What needs to be done :: Please copy every entry below word for word, leaving out the pictures.
══ Listing
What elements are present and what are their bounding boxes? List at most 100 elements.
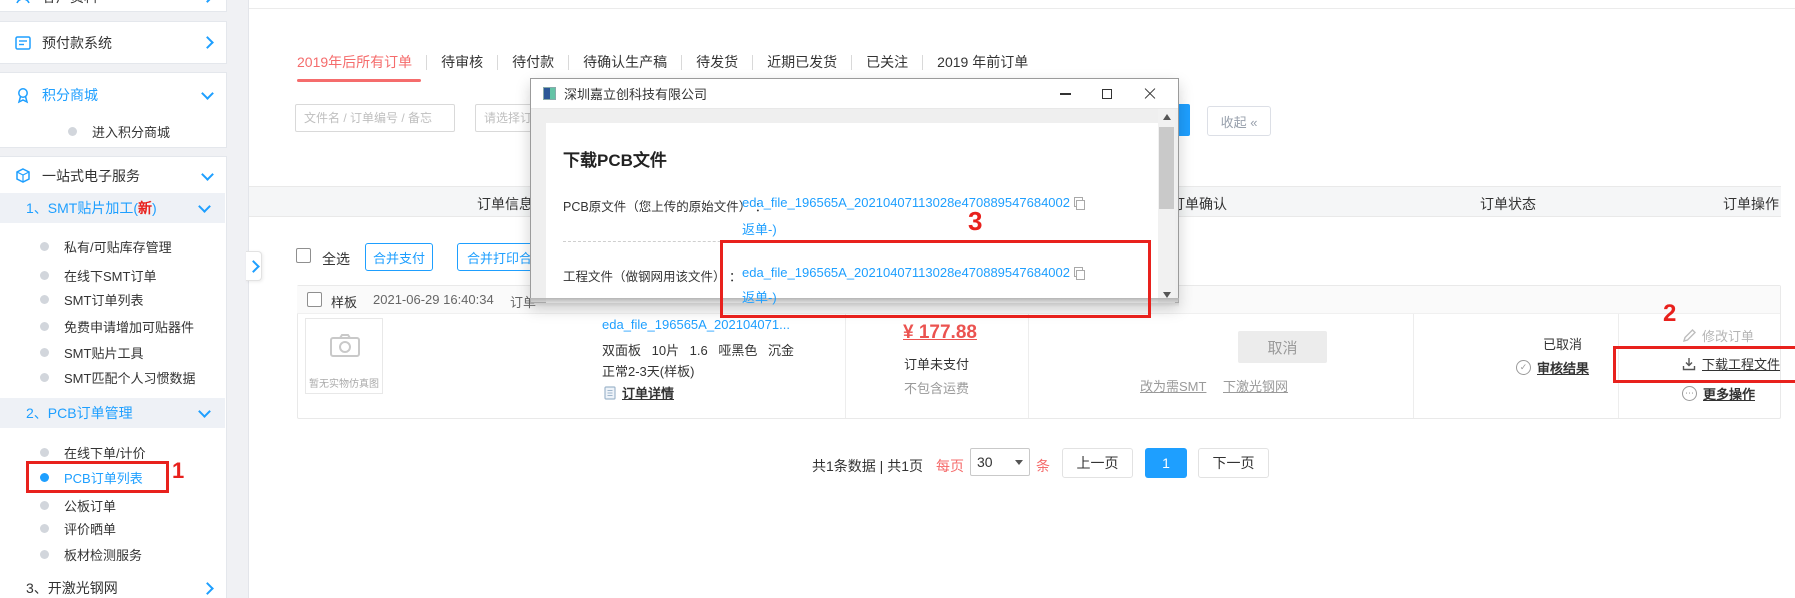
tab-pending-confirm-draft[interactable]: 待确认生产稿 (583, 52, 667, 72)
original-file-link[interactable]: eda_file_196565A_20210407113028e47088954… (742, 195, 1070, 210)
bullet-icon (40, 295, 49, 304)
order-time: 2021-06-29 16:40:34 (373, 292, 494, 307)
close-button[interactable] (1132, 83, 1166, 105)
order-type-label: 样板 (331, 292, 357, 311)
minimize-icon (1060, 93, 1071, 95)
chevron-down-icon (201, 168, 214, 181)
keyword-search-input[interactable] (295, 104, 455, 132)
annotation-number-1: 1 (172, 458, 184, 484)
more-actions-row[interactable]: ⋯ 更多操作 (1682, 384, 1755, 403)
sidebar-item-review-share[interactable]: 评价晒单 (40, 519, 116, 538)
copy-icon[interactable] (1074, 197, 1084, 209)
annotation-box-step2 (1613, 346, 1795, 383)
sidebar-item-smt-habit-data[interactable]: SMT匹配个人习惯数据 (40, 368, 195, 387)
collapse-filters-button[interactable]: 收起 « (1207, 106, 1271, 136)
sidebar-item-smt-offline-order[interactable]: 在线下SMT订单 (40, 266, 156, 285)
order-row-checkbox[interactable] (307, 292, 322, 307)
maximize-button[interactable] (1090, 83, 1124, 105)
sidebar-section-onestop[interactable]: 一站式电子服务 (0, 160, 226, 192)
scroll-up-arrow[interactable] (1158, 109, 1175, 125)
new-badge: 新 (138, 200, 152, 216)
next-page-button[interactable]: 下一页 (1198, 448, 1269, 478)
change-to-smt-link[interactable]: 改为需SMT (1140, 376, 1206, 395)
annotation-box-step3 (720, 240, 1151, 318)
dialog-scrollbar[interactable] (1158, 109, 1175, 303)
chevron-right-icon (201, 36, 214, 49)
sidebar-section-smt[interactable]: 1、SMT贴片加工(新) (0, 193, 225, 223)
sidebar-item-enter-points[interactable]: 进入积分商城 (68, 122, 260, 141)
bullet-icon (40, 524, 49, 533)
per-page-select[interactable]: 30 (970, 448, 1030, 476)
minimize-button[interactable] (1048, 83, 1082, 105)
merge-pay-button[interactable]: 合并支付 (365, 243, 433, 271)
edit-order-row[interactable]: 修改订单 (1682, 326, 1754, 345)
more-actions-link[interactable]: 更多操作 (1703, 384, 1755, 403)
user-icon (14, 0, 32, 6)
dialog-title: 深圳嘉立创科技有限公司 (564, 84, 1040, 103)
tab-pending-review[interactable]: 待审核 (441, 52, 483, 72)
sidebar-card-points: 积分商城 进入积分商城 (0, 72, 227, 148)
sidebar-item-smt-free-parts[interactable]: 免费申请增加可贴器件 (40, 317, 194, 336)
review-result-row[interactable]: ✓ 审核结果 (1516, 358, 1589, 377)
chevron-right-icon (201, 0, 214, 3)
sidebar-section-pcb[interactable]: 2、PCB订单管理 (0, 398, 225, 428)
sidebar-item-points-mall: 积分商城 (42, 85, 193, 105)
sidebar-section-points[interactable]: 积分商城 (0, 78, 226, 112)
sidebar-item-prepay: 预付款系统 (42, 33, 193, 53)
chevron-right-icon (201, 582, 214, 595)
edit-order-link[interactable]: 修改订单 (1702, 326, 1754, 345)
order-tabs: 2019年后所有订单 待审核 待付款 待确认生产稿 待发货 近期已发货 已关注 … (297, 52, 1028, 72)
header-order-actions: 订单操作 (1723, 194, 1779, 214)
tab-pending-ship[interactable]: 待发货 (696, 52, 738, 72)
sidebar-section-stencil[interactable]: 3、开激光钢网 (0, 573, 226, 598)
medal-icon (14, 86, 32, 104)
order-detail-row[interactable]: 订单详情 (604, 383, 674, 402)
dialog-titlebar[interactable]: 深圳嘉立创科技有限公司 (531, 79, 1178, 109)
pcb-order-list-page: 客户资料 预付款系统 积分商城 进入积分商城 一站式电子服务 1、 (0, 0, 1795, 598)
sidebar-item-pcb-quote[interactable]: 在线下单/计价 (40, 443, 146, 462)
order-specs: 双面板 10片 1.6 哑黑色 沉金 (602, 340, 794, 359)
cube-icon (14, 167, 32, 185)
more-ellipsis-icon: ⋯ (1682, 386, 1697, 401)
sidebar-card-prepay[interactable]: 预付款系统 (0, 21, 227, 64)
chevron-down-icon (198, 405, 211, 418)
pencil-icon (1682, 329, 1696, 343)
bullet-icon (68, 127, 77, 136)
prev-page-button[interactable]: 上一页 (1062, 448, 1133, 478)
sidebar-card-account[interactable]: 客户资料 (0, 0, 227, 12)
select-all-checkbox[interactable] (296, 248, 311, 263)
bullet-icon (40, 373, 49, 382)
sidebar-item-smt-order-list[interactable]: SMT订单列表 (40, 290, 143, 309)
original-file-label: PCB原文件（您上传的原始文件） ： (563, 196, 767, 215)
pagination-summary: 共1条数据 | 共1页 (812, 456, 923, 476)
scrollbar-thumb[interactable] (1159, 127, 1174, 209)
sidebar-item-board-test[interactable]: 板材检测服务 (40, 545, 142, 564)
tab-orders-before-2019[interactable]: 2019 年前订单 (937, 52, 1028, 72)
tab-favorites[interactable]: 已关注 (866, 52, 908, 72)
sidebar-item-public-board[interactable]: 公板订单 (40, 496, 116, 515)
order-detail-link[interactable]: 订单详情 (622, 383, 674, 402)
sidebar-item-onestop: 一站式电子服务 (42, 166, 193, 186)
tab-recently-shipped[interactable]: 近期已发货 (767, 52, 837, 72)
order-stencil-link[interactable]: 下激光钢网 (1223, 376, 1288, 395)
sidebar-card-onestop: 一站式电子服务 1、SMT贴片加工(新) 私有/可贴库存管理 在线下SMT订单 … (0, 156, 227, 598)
════
Answer to this exercise ::
What elements are present and what are their bounding boxes? List at most 100 elements.
tab-pending-confirm-draft[interactable]: 待确认生产稿 (583, 52, 667, 72)
original-file-link[interactable]: eda_file_196565A_20210407113028e47088954… (742, 195, 1070, 210)
bullet-icon (40, 295, 49, 304)
order-time: 2021-06-29 16:40:34 (373, 292, 494, 307)
close-button[interactable] (1132, 83, 1166, 105)
order-type-label: 样板 (331, 292, 357, 311)
minimize-icon (1060, 93, 1071, 95)
chevron-down-icon (201, 168, 214, 181)
keyword-search-input[interactable] (295, 104, 455, 132)
annotation-number-1: 1 (172, 458, 184, 484)
more-actions-row[interactable]: ⋯ 更多操作 (1682, 384, 1755, 403)
sidebar-item-review-share[interactable]: 评价晒单 (40, 519, 116, 538)
copy-icon[interactable] (1074, 197, 1084, 209)
annotation-box-step2 (1613, 346, 1795, 383)
sidebar-item-smt-habit-data[interactable]: SMT匹配个人习惯数据 (40, 368, 195, 387)
collapse-filters-button[interactable]: 收起 « (1207, 106, 1271, 136)
sidebar-item-smt-offline-order[interactable]: 在线下SMT订单 (40, 266, 156, 285)
order-row-checkbox[interactable] (307, 292, 322, 307)
maximize-button[interactable] (1090, 83, 1124, 105)
sidebar-section-onestop[interactable]: 一站式电子服务 (0, 160, 226, 192)
scroll-up-arrow[interactable] (1158, 109, 1175, 125)
new-badge: 新 (138, 200, 152, 216)
next-page-button[interactable]: 下一页 (1198, 448, 1269, 478)
change-to-smt-link[interactable]: 改为需SMT (1140, 376, 1206, 395)
annotation-box-step3 (720, 240, 1151, 318)
dialog-scrollbar[interactable] (1158, 109, 1175, 303)
chevron-right-icon (201, 36, 214, 49)
sidebar-section-smt[interactable]: 1、SMT贴片加工(新) (0, 193, 225, 223)
sidebar-item-enter-points[interactable]: 进入积分商城 (68, 122, 260, 141)
bullet-icon (40, 524, 49, 533)
per-page-select[interactable]: 30 (970, 448, 1030, 476)
minimize-button[interactable] (1048, 83, 1082, 105)
merge-pay-button[interactable]: 合并支付 (365, 243, 433, 271)
edit-order-row[interactable]: 修改订单 (1682, 326, 1754, 345)
more-actions-link[interactable]: 更多操作 (1703, 384, 1755, 403)
user-icon (14, 0, 32, 6)
dialog-title: 深圳嘉立创科技有限公司 (564, 84, 1040, 103)
tab-pending-review[interactable]: 待审核 (441, 52, 483, 72)
sidebar-card-points: 积分商城 进入积分商城 (0, 72, 227, 148)
sidebar-item-smt-free-parts[interactable]: 免费申请增加可贴器件 (40, 317, 194, 336)
review-result-row[interactable]: ✓ 审核结果 (1516, 358, 1589, 377)
chevron-right-icon (201, 0, 214, 3)
sidebar-section-pcb[interactable]: 2、PCB订单管理 (0, 398, 225, 428)
sidebar-item-points-mall: 积分商城 (42, 85, 193, 105)
sidebar-section-points[interactable]: 积分商城 (0, 78, 226, 112)
sidebar-item-prepay: 预付款系统 (42, 33, 193, 53)
chevron-right-icon (201, 582, 214, 595)
edit-order-link[interactable]: 修改订单 (1702, 326, 1754, 345)
order-tabs: 2019年后所有订单 待审核 待付款 待确认生产稿 待发货 近期已发货 已关注 … (297, 52, 1028, 72)
header-order-actions: 订单操作 (1723, 194, 1779, 214)
tab-pending-ship[interactable]: 待发货 (696, 52, 738, 72)
sidebar-section-stencil[interactable]: 3、开激光钢网 (0, 573, 226, 598)
medal-icon (14, 86, 32, 104)
order-detail-row[interactable]: 订单详情 (604, 383, 674, 402)
dialog-titlebar[interactable]: 深圳嘉立创科技有限公司 (531, 79, 1178, 109)
pcb-order-list-page: 客户资料 预付款系统 积分商城 进入积分商城 一站式电子服务 1、 (0, 0, 1795, 598)
sidebar-item-pcb-quote[interactable]: 在线下单/计价 (40, 443, 146, 462)
order-specs: 双面板 10片 1.6 哑黑色 沉金 (602, 340, 794, 359)
cube-icon (14, 167, 32, 185)
more-ellipsis-icon: ⋯ (1682, 386, 1697, 401)
sidebar-card-prepay[interactable]: 预付款系统 (0, 21, 227, 64)
chevron-down-icon (198, 405, 211, 418)
pencil-icon (1682, 329, 1696, 343)
bullet-icon (68, 127, 77, 136)
prev-page-button[interactable]: 上一页 (1062, 448, 1133, 478)
sidebar-card-account[interactable]: 客户资料 (0, 0, 227, 12)
select-all-checkbox[interactable] (296, 248, 311, 263)
bullet-icon (40, 373, 49, 382)
sidebar-item-smt-order-list[interactable]: SMT订单列表 (40, 290, 143, 309)
original-file-label: PCB原文件（您上传的原始文件） ： (563, 196, 767, 215)
pagination-summary: 共1条数据 | 共1页 (812, 456, 923, 476)
scrollbar-thumb[interactable] (1159, 127, 1174, 209)
sidebar-item-board-test[interactable]: 板材检测服务 (40, 545, 142, 564)
tab-orders-before-2019[interactable]: 2019 年前订单 (937, 52, 1028, 72)
tab-favorites[interactable]: 已关注 (866, 52, 908, 72)
sidebar-item-public-board[interactable]: 公板订单 (40, 496, 116, 515)
order-detail-link[interactable]: 订单详情 (622, 383, 674, 402)
sidebar-item-onestop: 一站式电子服务 (42, 166, 193, 186)
tab-recently-shipped[interactable]: 近期已发货 (767, 52, 837, 72)
order-stencil-link[interactable]: 下激光钢网 (1223, 376, 1288, 395)
sidebar-card-onestop: 一站式电子服务 1、SMT贴片加工(新) 私有/可贴库存管理 在线下SMT订单 … (0, 156, 227, 598)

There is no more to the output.